>> begin

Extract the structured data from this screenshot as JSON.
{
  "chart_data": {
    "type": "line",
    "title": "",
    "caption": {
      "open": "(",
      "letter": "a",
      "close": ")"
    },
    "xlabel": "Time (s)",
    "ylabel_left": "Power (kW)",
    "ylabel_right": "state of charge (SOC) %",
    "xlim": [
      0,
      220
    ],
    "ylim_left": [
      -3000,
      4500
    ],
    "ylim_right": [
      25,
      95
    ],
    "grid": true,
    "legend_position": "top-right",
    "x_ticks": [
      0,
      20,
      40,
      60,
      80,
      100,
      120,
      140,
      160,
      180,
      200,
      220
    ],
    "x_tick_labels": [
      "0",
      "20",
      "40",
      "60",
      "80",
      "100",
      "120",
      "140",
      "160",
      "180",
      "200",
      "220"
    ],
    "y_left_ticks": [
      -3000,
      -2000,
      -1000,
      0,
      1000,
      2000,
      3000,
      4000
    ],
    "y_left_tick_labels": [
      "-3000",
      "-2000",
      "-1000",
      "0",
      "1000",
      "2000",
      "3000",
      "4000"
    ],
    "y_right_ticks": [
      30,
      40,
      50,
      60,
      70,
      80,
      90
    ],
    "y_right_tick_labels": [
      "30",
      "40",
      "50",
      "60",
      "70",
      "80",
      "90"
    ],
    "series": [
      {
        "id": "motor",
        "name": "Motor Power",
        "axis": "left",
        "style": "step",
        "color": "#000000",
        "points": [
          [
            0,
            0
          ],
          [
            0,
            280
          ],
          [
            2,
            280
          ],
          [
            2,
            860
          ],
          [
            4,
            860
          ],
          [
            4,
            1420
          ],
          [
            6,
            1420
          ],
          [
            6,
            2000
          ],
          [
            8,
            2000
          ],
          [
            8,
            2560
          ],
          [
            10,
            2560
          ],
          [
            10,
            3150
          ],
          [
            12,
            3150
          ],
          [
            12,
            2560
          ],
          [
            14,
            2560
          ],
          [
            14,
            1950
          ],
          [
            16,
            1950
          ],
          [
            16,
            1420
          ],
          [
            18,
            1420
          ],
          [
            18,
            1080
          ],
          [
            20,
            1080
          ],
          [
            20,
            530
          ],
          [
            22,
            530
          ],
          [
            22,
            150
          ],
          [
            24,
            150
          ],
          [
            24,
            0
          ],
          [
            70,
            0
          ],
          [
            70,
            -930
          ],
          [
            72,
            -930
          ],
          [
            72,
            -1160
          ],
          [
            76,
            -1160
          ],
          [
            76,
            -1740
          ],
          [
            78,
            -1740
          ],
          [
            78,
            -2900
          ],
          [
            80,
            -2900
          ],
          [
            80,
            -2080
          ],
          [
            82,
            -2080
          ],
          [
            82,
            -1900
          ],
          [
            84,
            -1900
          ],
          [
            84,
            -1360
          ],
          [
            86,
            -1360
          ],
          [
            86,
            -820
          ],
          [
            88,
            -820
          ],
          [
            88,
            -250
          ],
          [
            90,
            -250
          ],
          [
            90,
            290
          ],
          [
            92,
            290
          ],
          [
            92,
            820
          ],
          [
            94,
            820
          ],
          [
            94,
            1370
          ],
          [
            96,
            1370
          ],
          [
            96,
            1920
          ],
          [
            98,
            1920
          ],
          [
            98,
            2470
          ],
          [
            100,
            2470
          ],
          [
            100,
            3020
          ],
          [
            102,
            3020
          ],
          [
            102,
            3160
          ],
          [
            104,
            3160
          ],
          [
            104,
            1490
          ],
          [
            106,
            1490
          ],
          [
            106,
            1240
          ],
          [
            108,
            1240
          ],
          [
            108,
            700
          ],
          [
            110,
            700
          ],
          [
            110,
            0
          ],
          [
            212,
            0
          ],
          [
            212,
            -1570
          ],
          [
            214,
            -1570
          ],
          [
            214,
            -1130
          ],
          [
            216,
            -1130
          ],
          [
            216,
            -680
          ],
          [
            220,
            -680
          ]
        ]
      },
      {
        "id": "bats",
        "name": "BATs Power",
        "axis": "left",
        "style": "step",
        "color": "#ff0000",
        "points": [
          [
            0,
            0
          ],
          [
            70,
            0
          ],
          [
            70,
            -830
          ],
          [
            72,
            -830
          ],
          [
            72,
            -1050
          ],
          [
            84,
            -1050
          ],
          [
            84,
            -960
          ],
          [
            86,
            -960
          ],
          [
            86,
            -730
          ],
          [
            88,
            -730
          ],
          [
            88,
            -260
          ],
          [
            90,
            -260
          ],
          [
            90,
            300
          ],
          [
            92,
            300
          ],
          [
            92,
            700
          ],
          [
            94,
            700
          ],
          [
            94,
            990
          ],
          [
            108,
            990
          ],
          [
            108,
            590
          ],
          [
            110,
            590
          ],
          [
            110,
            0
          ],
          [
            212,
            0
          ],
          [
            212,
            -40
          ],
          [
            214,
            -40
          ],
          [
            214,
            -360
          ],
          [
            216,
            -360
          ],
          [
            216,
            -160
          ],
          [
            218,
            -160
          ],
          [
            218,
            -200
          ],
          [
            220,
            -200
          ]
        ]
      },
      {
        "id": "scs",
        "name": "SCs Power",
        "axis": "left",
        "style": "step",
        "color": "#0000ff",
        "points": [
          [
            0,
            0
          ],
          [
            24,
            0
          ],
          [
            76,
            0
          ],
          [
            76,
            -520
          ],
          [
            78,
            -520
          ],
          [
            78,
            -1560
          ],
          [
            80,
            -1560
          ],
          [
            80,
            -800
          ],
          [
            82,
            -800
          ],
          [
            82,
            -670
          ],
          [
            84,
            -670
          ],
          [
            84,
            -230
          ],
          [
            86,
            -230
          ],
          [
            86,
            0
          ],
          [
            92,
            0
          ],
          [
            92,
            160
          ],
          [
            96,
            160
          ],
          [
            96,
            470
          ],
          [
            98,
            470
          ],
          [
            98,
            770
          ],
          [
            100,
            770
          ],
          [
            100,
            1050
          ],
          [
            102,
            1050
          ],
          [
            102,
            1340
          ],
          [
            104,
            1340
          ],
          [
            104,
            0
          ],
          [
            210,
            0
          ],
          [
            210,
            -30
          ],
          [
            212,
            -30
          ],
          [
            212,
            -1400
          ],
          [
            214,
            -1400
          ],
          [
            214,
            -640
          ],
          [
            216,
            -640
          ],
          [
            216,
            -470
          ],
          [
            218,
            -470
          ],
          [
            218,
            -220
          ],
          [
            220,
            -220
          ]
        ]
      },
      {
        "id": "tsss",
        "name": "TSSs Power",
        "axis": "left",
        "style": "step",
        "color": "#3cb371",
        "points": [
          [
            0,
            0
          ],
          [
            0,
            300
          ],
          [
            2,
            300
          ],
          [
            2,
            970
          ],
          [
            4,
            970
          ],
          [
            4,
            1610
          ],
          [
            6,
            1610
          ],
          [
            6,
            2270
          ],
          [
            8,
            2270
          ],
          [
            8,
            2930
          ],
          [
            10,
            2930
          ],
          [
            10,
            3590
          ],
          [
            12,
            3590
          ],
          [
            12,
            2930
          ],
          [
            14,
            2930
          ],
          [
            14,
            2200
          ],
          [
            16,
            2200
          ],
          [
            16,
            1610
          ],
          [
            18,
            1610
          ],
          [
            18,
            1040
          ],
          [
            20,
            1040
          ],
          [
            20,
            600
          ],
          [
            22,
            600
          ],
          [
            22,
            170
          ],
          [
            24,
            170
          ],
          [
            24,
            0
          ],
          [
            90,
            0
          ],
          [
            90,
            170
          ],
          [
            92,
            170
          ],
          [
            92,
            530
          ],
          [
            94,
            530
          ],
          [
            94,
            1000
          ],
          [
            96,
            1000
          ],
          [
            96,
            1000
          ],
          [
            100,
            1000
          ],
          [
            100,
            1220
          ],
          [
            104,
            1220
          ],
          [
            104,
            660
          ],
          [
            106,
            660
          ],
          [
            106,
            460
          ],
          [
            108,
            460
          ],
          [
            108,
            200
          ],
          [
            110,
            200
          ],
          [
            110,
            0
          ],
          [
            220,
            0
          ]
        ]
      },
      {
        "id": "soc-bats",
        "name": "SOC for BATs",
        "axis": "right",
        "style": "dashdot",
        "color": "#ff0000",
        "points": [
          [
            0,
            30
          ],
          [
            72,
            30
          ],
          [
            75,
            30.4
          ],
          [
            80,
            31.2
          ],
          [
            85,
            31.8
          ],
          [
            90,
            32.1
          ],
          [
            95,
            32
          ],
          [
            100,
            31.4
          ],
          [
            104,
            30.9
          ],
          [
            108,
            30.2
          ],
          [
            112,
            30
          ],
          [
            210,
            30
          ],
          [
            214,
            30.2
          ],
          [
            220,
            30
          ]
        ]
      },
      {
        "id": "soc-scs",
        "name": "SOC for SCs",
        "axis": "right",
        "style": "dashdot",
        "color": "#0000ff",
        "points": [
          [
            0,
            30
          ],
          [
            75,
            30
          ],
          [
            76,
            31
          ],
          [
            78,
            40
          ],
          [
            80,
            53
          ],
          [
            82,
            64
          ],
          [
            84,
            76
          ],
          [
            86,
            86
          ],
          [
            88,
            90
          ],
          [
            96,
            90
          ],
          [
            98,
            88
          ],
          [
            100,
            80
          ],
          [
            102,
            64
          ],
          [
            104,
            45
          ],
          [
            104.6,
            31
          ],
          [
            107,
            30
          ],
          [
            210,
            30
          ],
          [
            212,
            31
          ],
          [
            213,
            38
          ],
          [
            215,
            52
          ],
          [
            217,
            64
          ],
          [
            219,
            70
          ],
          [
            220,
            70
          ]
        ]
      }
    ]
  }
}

>> end

How many lines of the listing above include the word "name"? State the number and nothing else.

- _Solution to this task_:
6